Records that describe figures
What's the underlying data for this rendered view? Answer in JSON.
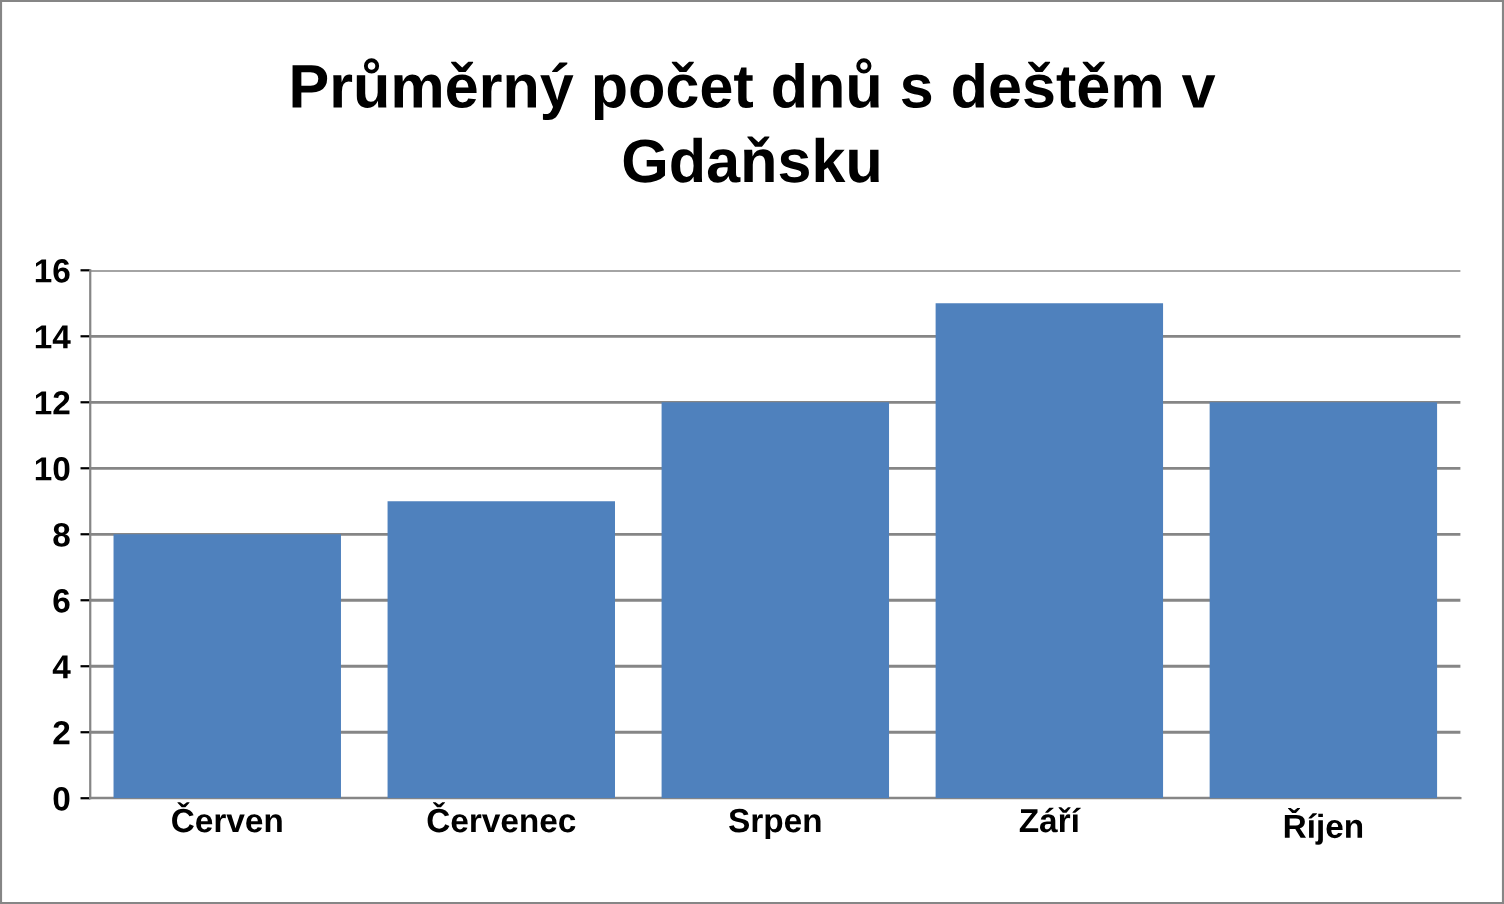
{
  "chart_data": {
    "type": "bar",
    "title": "Průměrný počet dnů s deštěm v\nGdaňsku",
    "categories": [
      "Červen",
      "Červenec",
      "Srpen",
      "Září",
      "Říjen"
    ],
    "values": [
      8,
      9,
      12,
      15,
      12
    ],
    "color": "#4f81bd",
    "ylim": [
      0,
      16
    ],
    "yticks": [
      0,
      2,
      4,
      6,
      8,
      10,
      12,
      14,
      16
    ],
    "grid": "y"
  }
}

» WHAT TO WORK ON: Your task is to repeat the material above exactly, without its pictures.

» ANSWER TO THIS EXERCISE:
What's the underlying data for this rendered view? Answer in JSON.
{
  "chart_data": {
    "type": "bar",
    "title": "Průměrný počet dnů s deštěm v\nGdaňsku",
    "categories": [
      "Červen",
      "Červenec",
      "Srpen",
      "Září",
      "Říjen"
    ],
    "values": [
      8,
      9,
      12,
      15,
      12
    ],
    "color": "#4f81bd",
    "ylim": [
      0,
      16
    ],
    "yticks": [
      0,
      2,
      4,
      6,
      8,
      10,
      12,
      14,
      16
    ],
    "grid": "y"
  }
}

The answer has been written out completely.